— BEGIN Supplied information —

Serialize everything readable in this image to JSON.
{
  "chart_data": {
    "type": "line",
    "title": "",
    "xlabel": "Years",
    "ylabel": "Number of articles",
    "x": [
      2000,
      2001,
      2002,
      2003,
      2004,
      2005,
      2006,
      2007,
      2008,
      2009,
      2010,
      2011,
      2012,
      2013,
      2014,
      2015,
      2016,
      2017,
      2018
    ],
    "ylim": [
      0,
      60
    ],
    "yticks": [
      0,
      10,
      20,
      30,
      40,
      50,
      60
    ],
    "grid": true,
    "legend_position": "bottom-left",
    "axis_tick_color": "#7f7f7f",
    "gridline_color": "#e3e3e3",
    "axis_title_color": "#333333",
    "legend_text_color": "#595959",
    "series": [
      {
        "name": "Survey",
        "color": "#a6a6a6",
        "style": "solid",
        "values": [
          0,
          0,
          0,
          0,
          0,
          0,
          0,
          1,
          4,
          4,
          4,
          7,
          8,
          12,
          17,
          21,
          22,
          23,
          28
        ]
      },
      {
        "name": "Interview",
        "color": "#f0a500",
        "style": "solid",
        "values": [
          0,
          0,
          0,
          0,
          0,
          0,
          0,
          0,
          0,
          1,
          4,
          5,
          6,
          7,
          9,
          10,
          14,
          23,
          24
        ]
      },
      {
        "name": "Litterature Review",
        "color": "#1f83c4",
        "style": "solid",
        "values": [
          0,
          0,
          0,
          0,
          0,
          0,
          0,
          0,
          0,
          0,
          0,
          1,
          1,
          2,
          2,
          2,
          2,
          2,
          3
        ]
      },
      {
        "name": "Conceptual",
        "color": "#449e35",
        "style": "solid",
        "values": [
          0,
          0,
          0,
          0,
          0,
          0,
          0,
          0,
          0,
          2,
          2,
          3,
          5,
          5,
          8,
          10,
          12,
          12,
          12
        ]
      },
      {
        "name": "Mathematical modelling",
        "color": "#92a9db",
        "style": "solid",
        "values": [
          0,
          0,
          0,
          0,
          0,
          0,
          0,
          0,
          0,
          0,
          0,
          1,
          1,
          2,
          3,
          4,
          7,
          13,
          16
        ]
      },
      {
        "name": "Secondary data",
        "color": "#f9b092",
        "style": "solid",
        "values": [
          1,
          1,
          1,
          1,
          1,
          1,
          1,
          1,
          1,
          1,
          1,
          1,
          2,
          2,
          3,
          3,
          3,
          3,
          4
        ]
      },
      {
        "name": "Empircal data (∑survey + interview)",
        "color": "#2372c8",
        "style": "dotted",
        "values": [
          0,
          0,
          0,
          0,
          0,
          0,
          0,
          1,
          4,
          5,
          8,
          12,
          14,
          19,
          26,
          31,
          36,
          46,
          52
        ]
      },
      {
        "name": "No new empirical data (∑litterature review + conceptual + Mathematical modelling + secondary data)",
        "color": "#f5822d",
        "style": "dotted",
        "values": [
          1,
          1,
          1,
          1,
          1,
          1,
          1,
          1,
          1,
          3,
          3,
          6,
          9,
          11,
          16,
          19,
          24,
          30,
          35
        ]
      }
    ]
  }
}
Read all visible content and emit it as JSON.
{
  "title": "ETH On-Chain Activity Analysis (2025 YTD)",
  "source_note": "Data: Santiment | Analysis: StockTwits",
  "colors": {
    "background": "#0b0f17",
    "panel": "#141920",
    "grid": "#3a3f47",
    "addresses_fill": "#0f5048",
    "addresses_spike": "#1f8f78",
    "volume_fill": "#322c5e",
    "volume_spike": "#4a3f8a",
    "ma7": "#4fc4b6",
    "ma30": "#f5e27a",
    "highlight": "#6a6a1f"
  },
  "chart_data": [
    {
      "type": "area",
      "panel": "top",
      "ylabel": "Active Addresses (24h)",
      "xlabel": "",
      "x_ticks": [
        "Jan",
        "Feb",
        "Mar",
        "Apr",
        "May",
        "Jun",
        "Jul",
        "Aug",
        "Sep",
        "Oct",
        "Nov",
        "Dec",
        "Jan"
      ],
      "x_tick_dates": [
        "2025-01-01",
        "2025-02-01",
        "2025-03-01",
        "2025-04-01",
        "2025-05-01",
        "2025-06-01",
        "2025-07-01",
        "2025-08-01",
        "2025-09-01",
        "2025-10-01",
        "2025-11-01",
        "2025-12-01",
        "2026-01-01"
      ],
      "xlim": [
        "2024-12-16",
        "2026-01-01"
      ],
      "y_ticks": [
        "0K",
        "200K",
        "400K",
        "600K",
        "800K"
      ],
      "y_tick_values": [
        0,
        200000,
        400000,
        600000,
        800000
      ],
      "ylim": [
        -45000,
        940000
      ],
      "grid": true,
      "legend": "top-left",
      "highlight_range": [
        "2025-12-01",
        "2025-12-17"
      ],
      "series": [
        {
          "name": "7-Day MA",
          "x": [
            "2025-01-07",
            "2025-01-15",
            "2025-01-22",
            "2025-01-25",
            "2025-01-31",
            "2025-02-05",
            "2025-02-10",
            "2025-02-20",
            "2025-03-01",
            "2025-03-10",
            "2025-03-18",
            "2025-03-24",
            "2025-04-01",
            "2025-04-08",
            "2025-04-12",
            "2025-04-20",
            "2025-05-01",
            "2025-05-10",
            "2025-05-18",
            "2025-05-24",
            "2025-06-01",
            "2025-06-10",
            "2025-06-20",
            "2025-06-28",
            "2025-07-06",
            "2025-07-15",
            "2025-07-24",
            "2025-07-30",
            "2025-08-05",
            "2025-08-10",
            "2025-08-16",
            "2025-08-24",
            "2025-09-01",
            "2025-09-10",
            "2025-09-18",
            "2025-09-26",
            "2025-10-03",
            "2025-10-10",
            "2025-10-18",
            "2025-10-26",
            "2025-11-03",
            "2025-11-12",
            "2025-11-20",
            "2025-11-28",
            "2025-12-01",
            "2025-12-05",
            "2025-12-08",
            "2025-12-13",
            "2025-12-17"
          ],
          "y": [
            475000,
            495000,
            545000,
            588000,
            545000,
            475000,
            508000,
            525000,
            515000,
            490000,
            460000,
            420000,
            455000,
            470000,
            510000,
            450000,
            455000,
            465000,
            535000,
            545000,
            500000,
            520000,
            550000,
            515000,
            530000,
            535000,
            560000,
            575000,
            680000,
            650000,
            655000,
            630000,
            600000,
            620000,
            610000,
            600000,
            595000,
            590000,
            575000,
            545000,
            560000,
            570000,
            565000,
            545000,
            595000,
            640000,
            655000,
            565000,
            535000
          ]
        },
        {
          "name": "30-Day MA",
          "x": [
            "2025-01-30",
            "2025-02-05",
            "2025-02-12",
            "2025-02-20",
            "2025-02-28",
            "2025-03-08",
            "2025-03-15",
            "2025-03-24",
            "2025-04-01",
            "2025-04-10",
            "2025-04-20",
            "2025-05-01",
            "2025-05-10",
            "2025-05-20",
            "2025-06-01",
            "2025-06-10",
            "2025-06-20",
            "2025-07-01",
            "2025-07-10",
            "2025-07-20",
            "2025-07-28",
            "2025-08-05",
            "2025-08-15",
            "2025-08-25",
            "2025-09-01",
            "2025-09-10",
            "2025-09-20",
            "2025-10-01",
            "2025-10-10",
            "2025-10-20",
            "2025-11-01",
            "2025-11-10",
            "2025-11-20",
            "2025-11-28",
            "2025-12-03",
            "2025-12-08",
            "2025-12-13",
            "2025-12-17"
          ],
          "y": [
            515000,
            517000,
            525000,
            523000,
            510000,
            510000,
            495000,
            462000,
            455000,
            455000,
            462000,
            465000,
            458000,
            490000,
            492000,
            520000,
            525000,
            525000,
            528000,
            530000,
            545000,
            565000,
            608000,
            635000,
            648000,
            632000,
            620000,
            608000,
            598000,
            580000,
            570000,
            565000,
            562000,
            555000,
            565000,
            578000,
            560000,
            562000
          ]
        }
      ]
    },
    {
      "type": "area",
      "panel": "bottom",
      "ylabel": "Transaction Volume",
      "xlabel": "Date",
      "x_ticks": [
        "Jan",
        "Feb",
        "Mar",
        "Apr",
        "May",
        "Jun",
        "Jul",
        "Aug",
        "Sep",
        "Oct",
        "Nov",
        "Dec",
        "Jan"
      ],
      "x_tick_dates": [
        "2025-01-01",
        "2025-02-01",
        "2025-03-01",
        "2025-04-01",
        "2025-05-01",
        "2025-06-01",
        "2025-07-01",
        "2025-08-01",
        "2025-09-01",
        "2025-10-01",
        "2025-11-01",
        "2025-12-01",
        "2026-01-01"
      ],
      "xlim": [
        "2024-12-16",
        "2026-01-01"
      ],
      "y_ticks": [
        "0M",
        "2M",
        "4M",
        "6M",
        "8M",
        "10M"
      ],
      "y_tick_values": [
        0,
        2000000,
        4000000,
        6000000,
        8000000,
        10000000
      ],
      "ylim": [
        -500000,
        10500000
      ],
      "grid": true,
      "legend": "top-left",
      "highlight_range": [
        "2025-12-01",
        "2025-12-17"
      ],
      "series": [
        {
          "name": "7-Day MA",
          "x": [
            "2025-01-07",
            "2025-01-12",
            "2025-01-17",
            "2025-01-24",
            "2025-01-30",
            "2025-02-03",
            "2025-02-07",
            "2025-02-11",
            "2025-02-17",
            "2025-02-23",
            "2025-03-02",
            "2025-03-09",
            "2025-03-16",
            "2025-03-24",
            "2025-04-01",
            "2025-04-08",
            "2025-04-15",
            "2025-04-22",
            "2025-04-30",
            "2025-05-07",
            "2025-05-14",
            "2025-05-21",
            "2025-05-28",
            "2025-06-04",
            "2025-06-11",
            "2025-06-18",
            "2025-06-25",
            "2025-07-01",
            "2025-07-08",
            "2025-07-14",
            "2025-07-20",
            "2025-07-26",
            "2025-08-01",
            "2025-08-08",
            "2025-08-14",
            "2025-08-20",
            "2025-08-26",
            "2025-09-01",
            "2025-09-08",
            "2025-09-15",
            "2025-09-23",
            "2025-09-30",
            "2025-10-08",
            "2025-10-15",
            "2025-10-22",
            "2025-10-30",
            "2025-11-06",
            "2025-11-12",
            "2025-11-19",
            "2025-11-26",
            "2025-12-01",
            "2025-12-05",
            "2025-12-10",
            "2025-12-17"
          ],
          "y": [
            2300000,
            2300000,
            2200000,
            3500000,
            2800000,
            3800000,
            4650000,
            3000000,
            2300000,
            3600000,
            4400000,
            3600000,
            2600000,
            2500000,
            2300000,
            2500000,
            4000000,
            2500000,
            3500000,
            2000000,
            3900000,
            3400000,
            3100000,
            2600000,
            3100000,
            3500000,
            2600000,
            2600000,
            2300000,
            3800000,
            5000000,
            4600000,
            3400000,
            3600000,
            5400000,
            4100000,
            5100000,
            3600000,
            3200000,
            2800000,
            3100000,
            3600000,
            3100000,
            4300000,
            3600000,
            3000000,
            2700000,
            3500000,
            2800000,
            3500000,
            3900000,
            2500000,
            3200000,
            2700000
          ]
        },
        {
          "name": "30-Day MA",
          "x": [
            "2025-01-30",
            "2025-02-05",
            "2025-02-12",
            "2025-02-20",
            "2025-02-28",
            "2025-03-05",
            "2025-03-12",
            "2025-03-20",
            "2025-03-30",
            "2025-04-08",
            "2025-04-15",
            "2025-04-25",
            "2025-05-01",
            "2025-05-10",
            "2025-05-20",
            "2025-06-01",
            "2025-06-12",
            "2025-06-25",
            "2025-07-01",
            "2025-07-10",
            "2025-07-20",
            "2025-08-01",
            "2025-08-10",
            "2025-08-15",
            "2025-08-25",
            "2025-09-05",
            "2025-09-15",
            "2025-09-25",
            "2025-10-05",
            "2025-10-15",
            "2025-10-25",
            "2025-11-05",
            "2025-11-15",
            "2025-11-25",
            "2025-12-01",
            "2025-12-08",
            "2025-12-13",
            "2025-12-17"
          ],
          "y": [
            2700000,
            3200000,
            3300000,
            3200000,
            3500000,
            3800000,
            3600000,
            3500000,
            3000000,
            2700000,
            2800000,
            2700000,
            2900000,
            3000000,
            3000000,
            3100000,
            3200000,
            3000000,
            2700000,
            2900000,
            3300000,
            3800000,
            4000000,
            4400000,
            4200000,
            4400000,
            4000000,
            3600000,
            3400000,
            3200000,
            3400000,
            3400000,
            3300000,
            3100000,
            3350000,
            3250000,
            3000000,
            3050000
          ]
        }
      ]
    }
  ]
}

— END Supplied information —

Exercise description
Isolate the lines that hold the word "ylabel" and copy all of them.

Exercise output
    "ylabel": "Number of articles",
      "ylabel": "Active Addresses (24h)",
      "ylabel": "Transaction Volume",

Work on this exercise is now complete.